[start EXERCISE MATERIALS]

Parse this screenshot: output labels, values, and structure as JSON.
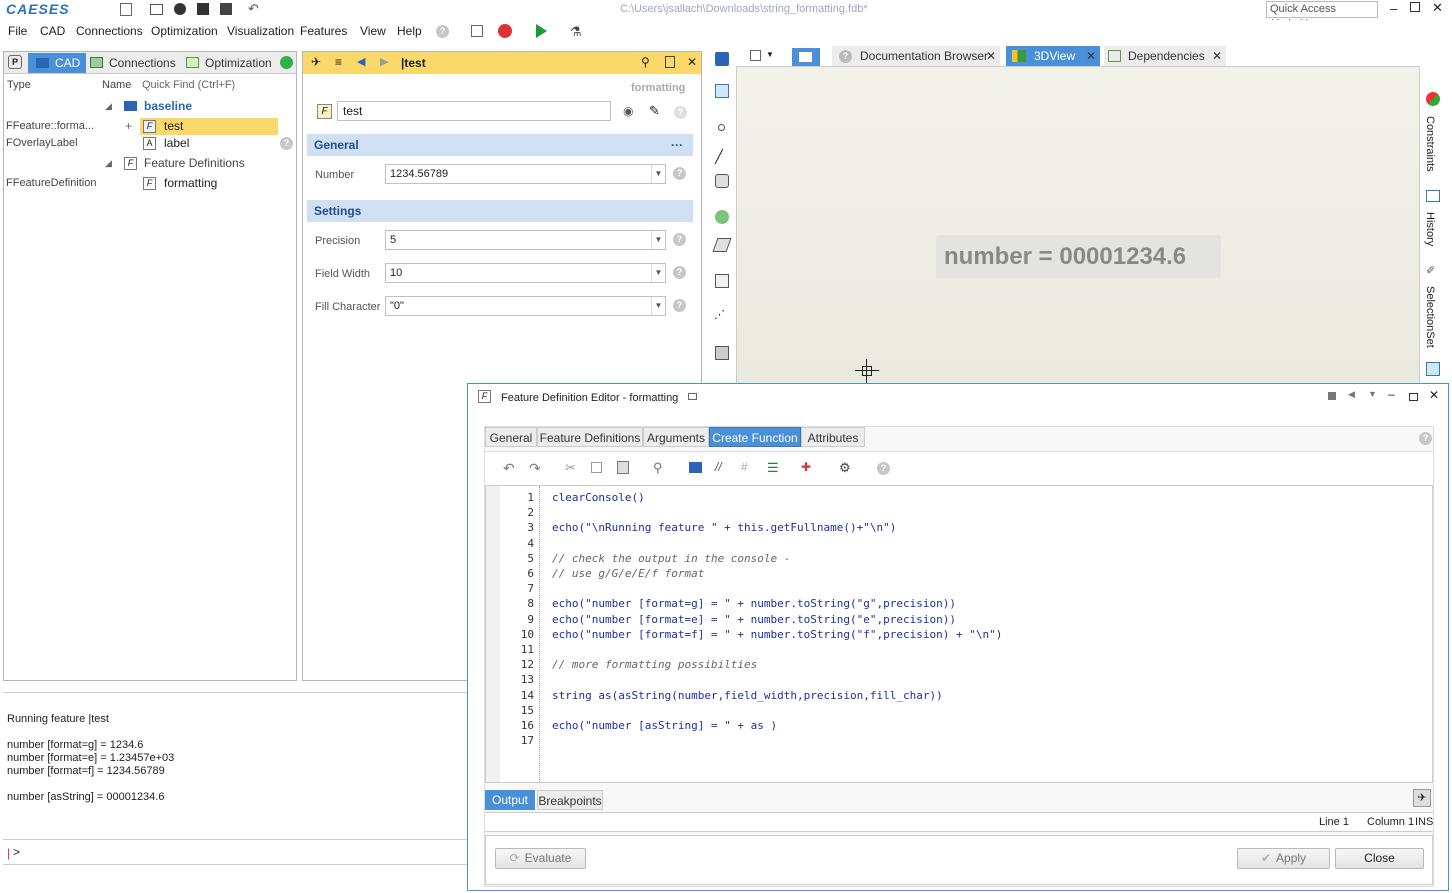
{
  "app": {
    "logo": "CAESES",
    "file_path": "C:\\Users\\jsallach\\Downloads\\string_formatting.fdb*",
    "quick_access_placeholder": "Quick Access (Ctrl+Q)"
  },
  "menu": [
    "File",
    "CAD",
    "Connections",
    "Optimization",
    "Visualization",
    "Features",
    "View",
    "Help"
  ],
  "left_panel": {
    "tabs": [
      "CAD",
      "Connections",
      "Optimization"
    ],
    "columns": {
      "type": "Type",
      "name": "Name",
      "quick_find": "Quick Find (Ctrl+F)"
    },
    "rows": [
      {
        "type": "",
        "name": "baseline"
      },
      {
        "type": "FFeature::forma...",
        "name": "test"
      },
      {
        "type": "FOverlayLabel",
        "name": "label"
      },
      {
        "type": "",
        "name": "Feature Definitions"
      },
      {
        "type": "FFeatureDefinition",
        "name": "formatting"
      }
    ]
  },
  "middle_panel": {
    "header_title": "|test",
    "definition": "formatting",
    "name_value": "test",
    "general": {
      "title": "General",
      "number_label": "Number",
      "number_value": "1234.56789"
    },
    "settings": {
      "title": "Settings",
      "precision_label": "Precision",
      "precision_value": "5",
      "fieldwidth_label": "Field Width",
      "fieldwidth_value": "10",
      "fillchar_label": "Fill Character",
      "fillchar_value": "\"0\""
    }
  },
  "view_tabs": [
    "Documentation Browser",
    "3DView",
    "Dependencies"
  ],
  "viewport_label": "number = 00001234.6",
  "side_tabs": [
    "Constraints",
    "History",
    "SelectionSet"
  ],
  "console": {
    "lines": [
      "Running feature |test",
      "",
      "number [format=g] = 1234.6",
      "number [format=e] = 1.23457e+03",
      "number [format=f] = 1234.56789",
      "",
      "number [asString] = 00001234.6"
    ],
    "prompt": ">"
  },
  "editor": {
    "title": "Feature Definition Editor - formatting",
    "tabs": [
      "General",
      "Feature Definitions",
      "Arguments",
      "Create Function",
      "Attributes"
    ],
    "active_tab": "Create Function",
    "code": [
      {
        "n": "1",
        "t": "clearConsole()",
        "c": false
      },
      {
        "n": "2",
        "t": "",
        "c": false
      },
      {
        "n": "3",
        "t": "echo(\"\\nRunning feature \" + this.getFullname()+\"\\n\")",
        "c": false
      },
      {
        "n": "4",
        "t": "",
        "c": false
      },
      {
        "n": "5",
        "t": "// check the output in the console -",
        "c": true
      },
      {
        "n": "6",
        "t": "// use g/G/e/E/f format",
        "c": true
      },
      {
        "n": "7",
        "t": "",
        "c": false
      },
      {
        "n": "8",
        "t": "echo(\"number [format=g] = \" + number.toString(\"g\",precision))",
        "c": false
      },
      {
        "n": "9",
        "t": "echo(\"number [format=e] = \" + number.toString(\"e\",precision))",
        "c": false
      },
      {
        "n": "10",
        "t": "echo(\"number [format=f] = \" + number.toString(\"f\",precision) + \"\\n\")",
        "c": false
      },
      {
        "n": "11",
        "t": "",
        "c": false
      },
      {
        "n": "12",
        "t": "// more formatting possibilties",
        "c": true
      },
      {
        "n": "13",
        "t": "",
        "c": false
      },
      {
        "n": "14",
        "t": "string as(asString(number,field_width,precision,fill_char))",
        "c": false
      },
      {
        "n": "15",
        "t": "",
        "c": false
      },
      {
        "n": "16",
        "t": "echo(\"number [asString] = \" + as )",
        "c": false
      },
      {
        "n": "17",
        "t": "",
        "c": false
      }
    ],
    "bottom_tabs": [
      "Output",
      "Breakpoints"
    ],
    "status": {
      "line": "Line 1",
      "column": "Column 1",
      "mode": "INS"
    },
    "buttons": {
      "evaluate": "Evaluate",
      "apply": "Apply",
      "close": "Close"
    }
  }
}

[end EXERCISE MATERIALS]
[start EXERCISE MATERIALS]

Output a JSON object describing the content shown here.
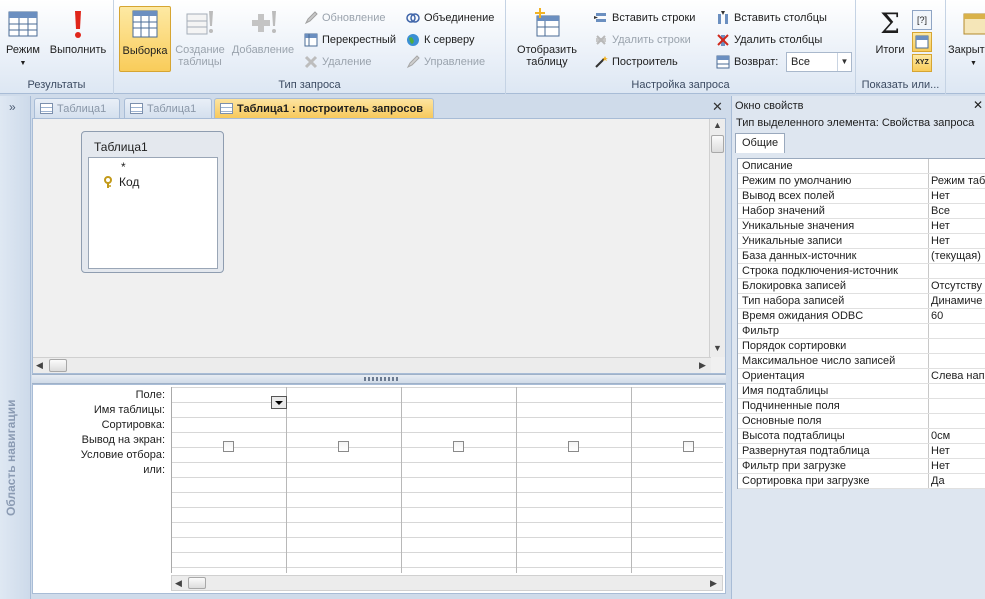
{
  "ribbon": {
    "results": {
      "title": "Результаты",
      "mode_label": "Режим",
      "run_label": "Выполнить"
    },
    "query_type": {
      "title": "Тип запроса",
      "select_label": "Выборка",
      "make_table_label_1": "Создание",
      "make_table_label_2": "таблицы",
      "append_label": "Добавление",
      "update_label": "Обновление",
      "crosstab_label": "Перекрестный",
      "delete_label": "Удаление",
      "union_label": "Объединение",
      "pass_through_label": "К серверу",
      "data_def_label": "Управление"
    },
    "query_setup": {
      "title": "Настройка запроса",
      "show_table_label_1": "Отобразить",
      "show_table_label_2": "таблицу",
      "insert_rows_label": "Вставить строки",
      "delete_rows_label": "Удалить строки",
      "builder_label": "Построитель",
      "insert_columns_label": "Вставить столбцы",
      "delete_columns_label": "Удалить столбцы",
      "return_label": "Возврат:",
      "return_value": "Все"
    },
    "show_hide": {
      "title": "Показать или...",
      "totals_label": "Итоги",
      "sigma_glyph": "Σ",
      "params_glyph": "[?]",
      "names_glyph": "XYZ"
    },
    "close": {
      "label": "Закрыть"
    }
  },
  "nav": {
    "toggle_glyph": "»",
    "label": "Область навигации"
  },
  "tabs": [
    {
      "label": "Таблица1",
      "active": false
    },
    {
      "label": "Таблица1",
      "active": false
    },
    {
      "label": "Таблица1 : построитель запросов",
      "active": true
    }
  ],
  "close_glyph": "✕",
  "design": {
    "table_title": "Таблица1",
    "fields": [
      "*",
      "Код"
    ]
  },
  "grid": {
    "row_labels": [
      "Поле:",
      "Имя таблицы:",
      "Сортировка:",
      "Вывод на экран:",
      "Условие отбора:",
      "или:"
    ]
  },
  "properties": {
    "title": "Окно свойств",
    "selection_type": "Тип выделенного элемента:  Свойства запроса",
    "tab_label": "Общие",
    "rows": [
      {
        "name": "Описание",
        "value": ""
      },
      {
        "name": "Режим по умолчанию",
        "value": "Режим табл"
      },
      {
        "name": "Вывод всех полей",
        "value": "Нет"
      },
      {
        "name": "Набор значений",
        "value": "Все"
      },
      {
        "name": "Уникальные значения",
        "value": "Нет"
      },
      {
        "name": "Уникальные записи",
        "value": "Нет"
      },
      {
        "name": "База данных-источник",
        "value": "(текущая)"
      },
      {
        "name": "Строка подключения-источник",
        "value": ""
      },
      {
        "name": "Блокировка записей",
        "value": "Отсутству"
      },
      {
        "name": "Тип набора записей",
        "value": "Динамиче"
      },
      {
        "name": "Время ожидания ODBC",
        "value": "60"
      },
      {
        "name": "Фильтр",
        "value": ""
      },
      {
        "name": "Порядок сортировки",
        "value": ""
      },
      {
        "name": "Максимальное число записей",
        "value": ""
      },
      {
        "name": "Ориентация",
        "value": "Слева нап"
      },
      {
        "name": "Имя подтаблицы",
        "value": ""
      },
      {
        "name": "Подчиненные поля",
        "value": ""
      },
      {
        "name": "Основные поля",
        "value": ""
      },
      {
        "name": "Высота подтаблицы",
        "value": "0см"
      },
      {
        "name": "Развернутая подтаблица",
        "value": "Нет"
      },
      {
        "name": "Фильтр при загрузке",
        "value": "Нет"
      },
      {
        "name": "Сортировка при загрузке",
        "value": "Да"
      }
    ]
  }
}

[end EXERCISE MATERIALS]
[start EXERCISE MATERIALS]

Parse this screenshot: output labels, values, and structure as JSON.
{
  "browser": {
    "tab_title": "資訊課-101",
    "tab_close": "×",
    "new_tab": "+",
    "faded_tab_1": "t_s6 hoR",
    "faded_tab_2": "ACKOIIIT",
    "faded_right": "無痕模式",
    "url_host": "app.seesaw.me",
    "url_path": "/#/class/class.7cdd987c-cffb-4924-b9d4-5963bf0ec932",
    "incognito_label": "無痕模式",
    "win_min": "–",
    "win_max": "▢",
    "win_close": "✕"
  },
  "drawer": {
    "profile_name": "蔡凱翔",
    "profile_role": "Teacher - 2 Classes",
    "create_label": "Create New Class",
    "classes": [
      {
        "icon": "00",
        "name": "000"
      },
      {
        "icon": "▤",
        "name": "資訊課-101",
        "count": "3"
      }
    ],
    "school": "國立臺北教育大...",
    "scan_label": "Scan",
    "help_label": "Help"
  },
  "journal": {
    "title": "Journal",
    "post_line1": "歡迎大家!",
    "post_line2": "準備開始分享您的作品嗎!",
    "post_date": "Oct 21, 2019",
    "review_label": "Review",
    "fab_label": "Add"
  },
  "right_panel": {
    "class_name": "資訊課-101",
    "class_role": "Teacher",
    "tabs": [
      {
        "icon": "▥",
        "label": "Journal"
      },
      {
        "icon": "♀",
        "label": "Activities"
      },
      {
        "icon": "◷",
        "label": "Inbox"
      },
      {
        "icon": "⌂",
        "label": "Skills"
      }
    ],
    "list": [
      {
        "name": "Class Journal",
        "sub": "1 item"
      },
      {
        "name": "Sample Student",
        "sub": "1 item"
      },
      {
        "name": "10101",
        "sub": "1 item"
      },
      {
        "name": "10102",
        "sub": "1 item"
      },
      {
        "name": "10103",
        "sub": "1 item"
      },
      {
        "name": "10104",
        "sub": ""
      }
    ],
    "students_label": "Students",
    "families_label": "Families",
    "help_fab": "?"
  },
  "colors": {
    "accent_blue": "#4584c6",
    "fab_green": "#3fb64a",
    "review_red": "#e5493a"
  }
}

[end EXERCISE MATERIALS]

__YOUR OBJECTIVE__. For the data above, state only how many lines include the word "Quick".

__RESULT FOR THIS TASK__. 2